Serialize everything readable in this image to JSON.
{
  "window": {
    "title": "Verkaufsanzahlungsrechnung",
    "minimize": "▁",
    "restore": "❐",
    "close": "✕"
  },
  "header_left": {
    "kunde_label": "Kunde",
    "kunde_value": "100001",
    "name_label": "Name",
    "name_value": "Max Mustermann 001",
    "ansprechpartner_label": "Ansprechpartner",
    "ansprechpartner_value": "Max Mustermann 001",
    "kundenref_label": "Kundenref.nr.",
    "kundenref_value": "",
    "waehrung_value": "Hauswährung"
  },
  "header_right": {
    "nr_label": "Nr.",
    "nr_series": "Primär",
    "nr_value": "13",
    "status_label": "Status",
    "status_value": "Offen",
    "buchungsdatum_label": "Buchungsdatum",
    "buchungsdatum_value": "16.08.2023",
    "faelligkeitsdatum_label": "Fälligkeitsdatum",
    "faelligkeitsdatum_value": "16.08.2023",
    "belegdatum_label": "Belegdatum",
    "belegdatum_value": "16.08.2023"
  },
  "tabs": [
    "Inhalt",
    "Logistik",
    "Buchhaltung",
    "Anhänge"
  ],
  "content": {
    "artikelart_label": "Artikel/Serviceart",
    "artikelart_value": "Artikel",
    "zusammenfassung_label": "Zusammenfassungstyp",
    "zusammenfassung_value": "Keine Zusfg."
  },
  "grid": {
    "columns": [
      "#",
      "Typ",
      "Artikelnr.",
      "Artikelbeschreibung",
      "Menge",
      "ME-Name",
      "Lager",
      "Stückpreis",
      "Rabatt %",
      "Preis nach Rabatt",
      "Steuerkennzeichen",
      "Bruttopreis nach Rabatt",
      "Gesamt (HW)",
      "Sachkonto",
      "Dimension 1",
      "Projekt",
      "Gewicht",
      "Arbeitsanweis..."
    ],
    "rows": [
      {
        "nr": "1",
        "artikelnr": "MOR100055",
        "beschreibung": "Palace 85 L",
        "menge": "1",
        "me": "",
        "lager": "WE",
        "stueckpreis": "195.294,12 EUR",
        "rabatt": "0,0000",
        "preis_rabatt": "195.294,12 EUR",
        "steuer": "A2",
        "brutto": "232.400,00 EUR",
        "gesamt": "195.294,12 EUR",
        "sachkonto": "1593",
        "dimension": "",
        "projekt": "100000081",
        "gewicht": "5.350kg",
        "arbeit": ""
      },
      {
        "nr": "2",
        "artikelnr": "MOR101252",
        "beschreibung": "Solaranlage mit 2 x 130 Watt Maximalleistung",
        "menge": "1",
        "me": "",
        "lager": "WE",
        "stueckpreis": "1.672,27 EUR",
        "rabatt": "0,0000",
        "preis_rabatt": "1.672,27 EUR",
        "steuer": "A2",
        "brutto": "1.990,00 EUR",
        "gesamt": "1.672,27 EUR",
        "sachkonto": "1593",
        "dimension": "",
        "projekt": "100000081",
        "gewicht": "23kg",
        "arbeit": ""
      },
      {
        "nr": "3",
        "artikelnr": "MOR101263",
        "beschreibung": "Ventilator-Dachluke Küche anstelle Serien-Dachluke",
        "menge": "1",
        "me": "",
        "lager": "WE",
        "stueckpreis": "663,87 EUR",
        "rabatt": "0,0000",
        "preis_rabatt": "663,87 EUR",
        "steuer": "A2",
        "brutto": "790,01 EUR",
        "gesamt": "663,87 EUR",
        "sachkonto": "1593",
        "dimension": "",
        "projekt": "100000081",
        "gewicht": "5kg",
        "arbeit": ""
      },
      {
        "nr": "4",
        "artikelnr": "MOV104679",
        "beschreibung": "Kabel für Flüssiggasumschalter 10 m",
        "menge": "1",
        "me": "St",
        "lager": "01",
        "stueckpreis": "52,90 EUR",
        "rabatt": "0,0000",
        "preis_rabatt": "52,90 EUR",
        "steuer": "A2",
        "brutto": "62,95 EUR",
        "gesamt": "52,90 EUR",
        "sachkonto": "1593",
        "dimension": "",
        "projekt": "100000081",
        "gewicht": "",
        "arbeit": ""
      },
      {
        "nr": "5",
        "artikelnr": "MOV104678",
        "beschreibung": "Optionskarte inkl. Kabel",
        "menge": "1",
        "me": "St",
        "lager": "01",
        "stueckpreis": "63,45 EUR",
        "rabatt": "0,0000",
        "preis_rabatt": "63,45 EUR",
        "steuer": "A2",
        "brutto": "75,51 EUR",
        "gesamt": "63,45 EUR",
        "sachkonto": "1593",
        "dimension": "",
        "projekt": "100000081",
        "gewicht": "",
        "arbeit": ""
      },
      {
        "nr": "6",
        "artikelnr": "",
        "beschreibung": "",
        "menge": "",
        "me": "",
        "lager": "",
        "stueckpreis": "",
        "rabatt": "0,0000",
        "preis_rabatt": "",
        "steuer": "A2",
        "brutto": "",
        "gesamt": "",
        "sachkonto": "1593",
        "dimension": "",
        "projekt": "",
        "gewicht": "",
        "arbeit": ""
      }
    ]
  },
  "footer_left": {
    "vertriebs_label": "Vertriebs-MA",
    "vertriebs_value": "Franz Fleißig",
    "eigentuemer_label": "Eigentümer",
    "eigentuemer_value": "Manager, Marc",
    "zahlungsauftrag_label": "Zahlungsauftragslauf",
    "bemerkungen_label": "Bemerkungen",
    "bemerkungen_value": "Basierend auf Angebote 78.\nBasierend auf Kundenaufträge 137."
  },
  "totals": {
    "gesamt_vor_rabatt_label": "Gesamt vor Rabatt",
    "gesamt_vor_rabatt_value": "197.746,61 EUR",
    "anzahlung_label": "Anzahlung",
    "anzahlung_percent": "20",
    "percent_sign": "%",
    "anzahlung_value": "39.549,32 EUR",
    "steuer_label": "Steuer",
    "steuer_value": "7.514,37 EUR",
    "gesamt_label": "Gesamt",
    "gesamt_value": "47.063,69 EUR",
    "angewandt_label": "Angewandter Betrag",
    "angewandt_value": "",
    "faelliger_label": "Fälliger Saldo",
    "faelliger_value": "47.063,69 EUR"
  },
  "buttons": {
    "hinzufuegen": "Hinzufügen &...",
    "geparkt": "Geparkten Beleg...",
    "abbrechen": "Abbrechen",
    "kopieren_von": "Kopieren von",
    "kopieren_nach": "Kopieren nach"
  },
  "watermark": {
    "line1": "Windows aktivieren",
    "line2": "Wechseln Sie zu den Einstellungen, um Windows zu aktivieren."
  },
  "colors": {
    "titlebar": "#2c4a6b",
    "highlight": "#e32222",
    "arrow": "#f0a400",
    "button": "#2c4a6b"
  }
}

================================

▶ What is expected: Print all of the data exactly as it was given.

▶ Exercise solution:
Serialize everything readable in this image to JSON.
{
  "window": {
    "title": "Verkaufsanzahlungsrechnung",
    "minimize": "▁",
    "restore": "❐",
    "close": "✕"
  },
  "header_left": {
    "kunde_label": "Kunde",
    "kunde_value": "100001",
    "name_label": "Name",
    "name_value": "Max Mustermann 001",
    "ansprechpartner_label": "Ansprechpartner",
    "ansprechpartner_value": "Max Mustermann 001",
    "kundenref_label": "Kundenref.nr.",
    "kundenref_value": "",
    "waehrung_value": "Hauswährung"
  },
  "header_right": {
    "nr_label": "Nr.",
    "nr_series": "Primär",
    "nr_value": "13",
    "status_label": "Status",
    "status_value": "Offen",
    "buchungsdatum_label": "Buchungsdatum",
    "buchungsdatum_value": "16.08.2023",
    "faelligkeitsdatum_label": "Fälligkeitsdatum",
    "faelligkeitsdatum_value": "16.08.2023",
    "belegdatum_label": "Belegdatum",
    "belegdatum_value": "16.08.2023"
  },
  "tabs": [
    "Inhalt",
    "Logistik",
    "Buchhaltung",
    "Anhänge"
  ],
  "content": {
    "artikelart_label": "Artikel/Serviceart",
    "artikelart_value": "Artikel",
    "zusammenfassung_label": "Zusammenfassungstyp",
    "zusammenfassung_value": "Keine Zusfg."
  },
  "grid": {
    "columns": [
      "#",
      "Typ",
      "Artikelnr.",
      "Artikelbeschreibung",
      "Menge",
      "ME-Name",
      "Lager",
      "Stückpreis",
      "Rabatt %",
      "Preis nach Rabatt",
      "Steuerkennzeichen",
      "Bruttopreis nach Rabatt",
      "Gesamt (HW)",
      "Sachkonto",
      "Dimension 1",
      "Projekt",
      "Gewicht",
      "Arbeitsanweis..."
    ],
    "rows": [
      {
        "nr": "1",
        "artikelnr": "MOR100055",
        "beschreibung": "Palace 85 L",
        "menge": "1",
        "me": "",
        "lager": "WE",
        "stueckpreis": "195.294,12 EUR",
        "rabatt": "0,0000",
        "preis_rabatt": "195.294,12 EUR",
        "steuer": "A2",
        "brutto": "232.400,00 EUR",
        "gesamt": "195.294,12 EUR",
        "sachkonto": "1593",
        "dimension": "",
        "projekt": "100000081",
        "gewicht": "5.350kg",
        "arbeit": ""
      },
      {
        "nr": "2",
        "artikelnr": "MOR101252",
        "beschreibung": "Solaranlage mit 2 x 130 Watt Maximalleistung",
        "menge": "1",
        "me": "",
        "lager": "WE",
        "stueckpreis": "1.672,27 EUR",
        "rabatt": "0,0000",
        "preis_rabatt": "1.672,27 EUR",
        "steuer": "A2",
        "brutto": "1.990,00 EUR",
        "gesamt": "1.672,27 EUR",
        "sachkonto": "1593",
        "dimension": "",
        "projekt": "100000081",
        "gewicht": "23kg",
        "arbeit": ""
      },
      {
        "nr": "3",
        "artikelnr": "MOR101263",
        "beschreibung": "Ventilator-Dachluke Küche anstelle Serien-Dachluke",
        "menge": "1",
        "me": "",
        "lager": "WE",
        "stueckpreis": "663,87 EUR",
        "rabatt": "0,0000",
        "preis_rabatt": "663,87 EUR",
        "steuer": "A2",
        "brutto": "790,01 EUR",
        "gesamt": "663,87 EUR",
        "sachkonto": "1593",
        "dimension": "",
        "projekt": "100000081",
        "gewicht": "5kg",
        "arbeit": ""
      },
      {
        "nr": "4",
        "artikelnr": "MOV104679",
        "beschreibung": "Kabel für Flüssiggasumschalter 10 m",
        "menge": "1",
        "me": "St",
        "lager": "01",
        "stueckpreis": "52,90 EUR",
        "rabatt": "0,0000",
        "preis_rabatt": "52,90 EUR",
        "steuer": "A2",
        "brutto": "62,95 EUR",
        "gesamt": "52,90 EUR",
        "sachkonto": "1593",
        "dimension": "",
        "projekt": "100000081",
        "gewicht": "",
        "arbeit": ""
      },
      {
        "nr": "5",
        "artikelnr": "MOV104678",
        "beschreibung": "Optionskarte inkl. Kabel",
        "menge": "1",
        "me": "St",
        "lager": "01",
        "stueckpreis": "63,45 EUR",
        "rabatt": "0,0000",
        "preis_rabatt": "63,45 EUR",
        "steuer": "A2",
        "brutto": "75,51 EUR",
        "gesamt": "63,45 EUR",
        "sachkonto": "1593",
        "dimension": "",
        "projekt": "100000081",
        "gewicht": "",
        "arbeit": ""
      },
      {
        "nr": "6",
        "artikelnr": "",
        "beschreibung": "",
        "menge": "",
        "me": "",
        "lager": "",
        "stueckpreis": "",
        "rabatt": "0,0000",
        "preis_rabatt": "",
        "steuer": "A2",
        "brutto": "",
        "gesamt": "",
        "sachkonto": "1593",
        "dimension": "",
        "projekt": "",
        "gewicht": "",
        "arbeit": ""
      }
    ]
  },
  "footer_left": {
    "vertriebs_label": "Vertriebs-MA",
    "vertriebs_value": "Franz Fleißig",
    "eigentuemer_label": "Eigentümer",
    "eigentuemer_value": "Manager, Marc",
    "zahlungsauftrag_label": "Zahlungsauftragslauf",
    "bemerkungen_label": "Bemerkungen",
    "bemerkungen_value": "Basierend auf Angebote 78.\nBasierend auf Kundenaufträge 137."
  },
  "totals": {
    "gesamt_vor_rabatt_label": "Gesamt vor Rabatt",
    "gesamt_vor_rabatt_value": "197.746,61 EUR",
    "anzahlung_label": "Anzahlung",
    "anzahlung_percent": "20",
    "percent_sign": "%",
    "anzahlung_value": "39.549,32 EUR",
    "steuer_label": "Steuer",
    "steuer_value": "7.514,37 EUR",
    "gesamt_label": "Gesamt",
    "gesamt_value": "47.063,69 EUR",
    "angewandt_label": "Angewandter Betrag",
    "angewandt_value": "",
    "faelliger_label": "Fälliger Saldo",
    "faelliger_value": "47.063,69 EUR"
  },
  "buttons": {
    "hinzufuegen": "Hinzufügen &...",
    "geparkt": "Geparkten Beleg...",
    "abbrechen": "Abbrechen",
    "kopieren_von": "Kopieren von",
    "kopieren_nach": "Kopieren nach"
  },
  "watermark": {
    "line1": "Windows aktivieren",
    "line2": "Wechseln Sie zu den Einstellungen, um Windows zu aktivieren."
  },
  "colors": {
    "titlebar": "#2c4a6b",
    "highlight": "#e32222",
    "arrow": "#f0a400",
    "button": "#2c4a6b"
  }
}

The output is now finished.